▶ **PROBLEM DESCRIPTION**
Lines containing the word "text" are the ones to copy from the records below.
━━━━━━━━━━━━━━━━━━━━
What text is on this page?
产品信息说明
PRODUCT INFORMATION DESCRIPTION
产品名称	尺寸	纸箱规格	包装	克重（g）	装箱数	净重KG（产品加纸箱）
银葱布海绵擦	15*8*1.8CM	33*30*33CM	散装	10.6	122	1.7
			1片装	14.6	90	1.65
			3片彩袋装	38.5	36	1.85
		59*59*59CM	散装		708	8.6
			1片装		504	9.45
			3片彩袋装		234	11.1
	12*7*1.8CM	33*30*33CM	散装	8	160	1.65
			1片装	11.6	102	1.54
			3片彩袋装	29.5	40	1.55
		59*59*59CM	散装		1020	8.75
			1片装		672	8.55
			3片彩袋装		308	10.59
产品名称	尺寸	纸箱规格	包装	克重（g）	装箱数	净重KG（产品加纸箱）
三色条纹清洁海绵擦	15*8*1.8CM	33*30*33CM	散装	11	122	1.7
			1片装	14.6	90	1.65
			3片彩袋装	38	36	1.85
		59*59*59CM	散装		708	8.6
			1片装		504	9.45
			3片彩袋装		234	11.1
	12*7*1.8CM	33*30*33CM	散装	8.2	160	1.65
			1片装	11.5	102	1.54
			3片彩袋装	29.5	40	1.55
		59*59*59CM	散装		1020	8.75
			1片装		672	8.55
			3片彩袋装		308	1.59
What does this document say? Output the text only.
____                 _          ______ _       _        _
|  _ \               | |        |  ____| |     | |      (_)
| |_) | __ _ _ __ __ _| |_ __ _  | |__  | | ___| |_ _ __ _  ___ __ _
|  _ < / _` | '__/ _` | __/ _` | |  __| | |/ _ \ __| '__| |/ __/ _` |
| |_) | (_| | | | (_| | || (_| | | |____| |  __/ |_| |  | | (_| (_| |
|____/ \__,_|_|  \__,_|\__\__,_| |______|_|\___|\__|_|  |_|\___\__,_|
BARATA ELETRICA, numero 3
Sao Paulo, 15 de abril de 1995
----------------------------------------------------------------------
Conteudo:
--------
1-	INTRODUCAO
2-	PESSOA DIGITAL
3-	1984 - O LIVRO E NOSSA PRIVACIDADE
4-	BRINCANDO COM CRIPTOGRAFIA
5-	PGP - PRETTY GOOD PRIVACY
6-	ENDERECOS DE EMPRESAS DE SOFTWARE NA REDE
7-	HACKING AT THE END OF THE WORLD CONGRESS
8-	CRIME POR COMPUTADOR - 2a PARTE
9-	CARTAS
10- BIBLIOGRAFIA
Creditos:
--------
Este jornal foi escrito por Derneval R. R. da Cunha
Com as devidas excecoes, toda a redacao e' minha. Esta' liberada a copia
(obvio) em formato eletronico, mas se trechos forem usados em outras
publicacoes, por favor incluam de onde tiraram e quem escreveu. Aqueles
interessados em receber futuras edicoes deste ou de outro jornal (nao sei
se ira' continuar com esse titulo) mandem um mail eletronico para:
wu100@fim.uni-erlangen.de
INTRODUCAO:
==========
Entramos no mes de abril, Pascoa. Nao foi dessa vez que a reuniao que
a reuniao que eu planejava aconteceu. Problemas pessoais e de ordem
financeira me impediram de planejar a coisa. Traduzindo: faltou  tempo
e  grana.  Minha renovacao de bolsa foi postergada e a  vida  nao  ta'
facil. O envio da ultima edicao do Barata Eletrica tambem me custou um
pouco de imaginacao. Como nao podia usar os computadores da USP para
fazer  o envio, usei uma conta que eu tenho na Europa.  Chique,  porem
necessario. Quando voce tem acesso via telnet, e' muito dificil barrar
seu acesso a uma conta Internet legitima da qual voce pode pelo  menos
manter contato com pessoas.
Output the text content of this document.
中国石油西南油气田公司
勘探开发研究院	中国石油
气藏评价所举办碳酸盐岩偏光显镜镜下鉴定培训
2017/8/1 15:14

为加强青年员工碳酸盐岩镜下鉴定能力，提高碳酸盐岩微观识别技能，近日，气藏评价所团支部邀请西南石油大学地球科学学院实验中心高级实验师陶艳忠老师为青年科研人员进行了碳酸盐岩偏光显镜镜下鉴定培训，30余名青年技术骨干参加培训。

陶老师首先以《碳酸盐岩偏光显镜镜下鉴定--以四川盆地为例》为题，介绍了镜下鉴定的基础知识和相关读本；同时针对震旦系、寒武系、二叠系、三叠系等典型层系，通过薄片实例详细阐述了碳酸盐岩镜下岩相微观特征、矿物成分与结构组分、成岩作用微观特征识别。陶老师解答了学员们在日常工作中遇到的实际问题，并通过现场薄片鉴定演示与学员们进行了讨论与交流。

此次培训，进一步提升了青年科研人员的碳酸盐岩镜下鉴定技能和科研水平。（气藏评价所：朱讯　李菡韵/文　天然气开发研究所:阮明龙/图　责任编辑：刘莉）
━━━━━━━━━━━━━━━━━━━━
▶ **RESULT FOR THIS TASK**
What text is on this page?
What does this document say? Output the text only.
Output the text content of this document.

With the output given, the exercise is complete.